*TEXT SEGMENT:*
———

Kitchen Queers Blog


This BLOG is the companion to the KQ web site. http://www.kitchenqueers.com
Here you'll find behind the scenes details about our recipes, cocktails, other ideas in development and more.
Thank you for joining us in our San Francisco kitchen, bar and dining room.

Friday, November 28, 2014

THANKSGIVING 2014: The Day After Report

Above: Fresh baked baguettes were sliced, toasted and topped with onion jam as an appetizer.

THANKSGIVING 2014 : The Day After Report
by Chef Mitch

I hope this posting finds you having had a great Thanksgiving Day.  Ours was a small celebration as just Chef Philip, Chef Bob and myself were at the table this year.

It's always important to be flexible and have a PLAN B when making a big dinner.  We had to employ a PLAN B when we discovered that the Haricot Vert, (French green beans), had oxidized in the refrigerator and had turned from gorgeous bright green to a scary shade of rust.  I told Chef Philip, "I'm not eating that".  Fortunately Chef Philip had anticipated the need for a back-up vegetable, so he had a fresh bunch of broccoli on hand.  We had other vegetables on the menu, but everything else was a starch, and we really needed something green. Of course broccoli is not allowed in our house without cheese sauce, so Chef Philip whipped up a batch.

We also changed the hors d'oeuvre to crostini after Chef Philip baked up two fresh loaves of bread.  And speaking of bread, instead of making Parker House rolls again, we made Clover Leaf rolls.

More pictures and details of our Thanksgiving 2014 dinner follow.

REMINDER: Enlarge the images by clicking on them.

Below: We used our white porcelain double serving dish for the broccoli, (which was steamed), and the carrots, (recipe here: http://www.kitchenqueers.com/food/roastedcarrots/).  I modified the carrot recipe slightly.  I left out the bell pepper, and I cut the carrots into "coins" instead of sticks.

Above: Cheese sauce for the broccoli.  First we started with by making a roux, adding stock and finally stirring in a nice helping of grated cheese.

———

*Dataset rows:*
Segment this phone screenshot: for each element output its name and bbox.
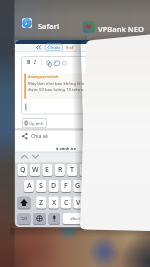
button[interactable]: C	[61, 197, 71, 209]
staticText: Z	[39, 198, 44, 208]
button[interactable]: W	[30, 164, 40, 176]
staticText: D	[51, 181, 57, 191]
staticText: X	[52, 198, 57, 208]
staticText: W	[32, 165, 39, 175]
button[interactable]: A	[24, 180, 34, 192]
button[interactable]	[20, 131, 80, 143]
button[interactable]: R	[55, 164, 65, 176]
button[interactable]	[83, 21, 95, 33]
staticText: S	[39, 181, 43, 191]
button[interactable]: dấu cách	[63, 213, 118, 224]
button[interactable]: E	[42, 164, 52, 176]
staticText: T	[70, 165, 74, 175]
staticText: Chia sẻ	[31, 133, 48, 140]
staticText: E	[45, 165, 49, 175]
button[interactable]	[86, 40, 150, 229]
staticText: Máy làm như bao không lẽ b	[28, 81, 85, 87]
button[interactable]: 123	[18, 213, 31, 224]
button[interactable]	[22, 18, 32, 28]
button[interactable]: S	[36, 180, 46, 192]
staticText: Safari	[38, 21, 60, 31]
button[interactable]: T	[67, 164, 77, 176]
staticText: R	[58, 165, 63, 175]
staticText: B	[27, 59, 31, 66]
button[interactable]: D	[49, 180, 59, 192]
staticText: ⋮	[39, 59, 44, 65]
staticText: Q	[20, 165, 26, 175]
button[interactable]: X	[49, 197, 59, 209]
staticText: doanguyenminh	[28, 74, 59, 79]
button[interactable]: Z	[36, 197, 46, 209]
staticText: F	[64, 181, 68, 191]
staticText: G	[75, 181, 81, 191]
staticText: 9 of	[66, 45, 74, 50]
staticText: được 50 bạo lương 10 trẻo v	[28, 87, 84, 93]
button[interactable]: F	[61, 180, 71, 192]
button[interactable]: G	[73, 180, 83, 192]
staticText: 123	[21, 216, 28, 221]
staticText: VPBank NEO	[98, 24, 144, 34]
staticText: A	[27, 181, 32, 191]
button[interactable]: V	[73, 197, 83, 209]
button[interactable]: Q	[18, 164, 28, 176]
staticText: dấu cách	[70, 216, 88, 222]
staticText: Trước	[50, 45, 61, 50]
button[interactable]: Y	[80, 164, 90, 176]
staticText: C	[64, 198, 69, 208]
staticText: Úp ảnh	[29, 121, 44, 127]
button[interactable]: Trước	[15, 40, 140, 227]
staticText: V	[76, 198, 81, 208]
staticText: I	[34, 59, 36, 66]
staticText: ả xảnh tre	[56, 146, 77, 151]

———

*WRITTEN PROBLEM A:*
In the Thanksgiving blog post, what vegetable did Chef Philip have on hand as a back-up?
*WRITTEN PROBLEM B:*
Swap "interactable" for "clickable" in the records from the line with "197, 71, 209]" to the line with "74, 59, 79]", and return only those lines.

*EXERCISE ANSWER A:*
A fresh bunch of broccoli.

*EXERCISE ANSWER B:*
button[clickable]: C	[61, 197, 71, 209]
staticText: Z	[39, 198, 44, 208]
button[clickable]: W	[30, 164, 40, 176]
staticText: D	[51, 181, 57, 191]
staticText: X	[52, 198, 57, 208]
staticText: W	[32, 165, 39, 175]
button[clickable]: A	[24, 180, 34, 192]
button[clickable]	[20, 131, 80, 143]
button[clickable]: R	[55, 164, 65, 176]
button[clickable]	[83, 21, 95, 33]
staticText: S	[39, 181, 43, 191]
button[clickable]: dấu cách	[63, 213, 118, 224]
button[clickable]: E	[42, 164, 52, 176]
staticText: T	[70, 165, 74, 175]
staticText: Chia sẻ	[31, 133, 48, 140]
staticText: E	[45, 165, 49, 175]
button[clickable]	[86, 40, 150, 229]
staticText: Máy làm như bao không lẽ b	[28, 81, 85, 87]
button[clickable]: 123	[18, 213, 31, 224]
button[clickable]	[22, 18, 32, 28]
button[clickable]: S	[36, 180, 46, 192]
staticText: Safari	[38, 21, 60, 31]
button[clickable]: T	[67, 164, 77, 176]
staticText: R	[58, 165, 63, 175]
staticText: B	[27, 59, 31, 66]
button[clickable]: D	[49, 180, 59, 192]
staticText: ⋮	[39, 59, 44, 65]
staticText: Q	[20, 165, 26, 175]
button[clickable]: X	[49, 197, 59, 209]
staticText: doanguyenminh	[28, 74, 59, 79]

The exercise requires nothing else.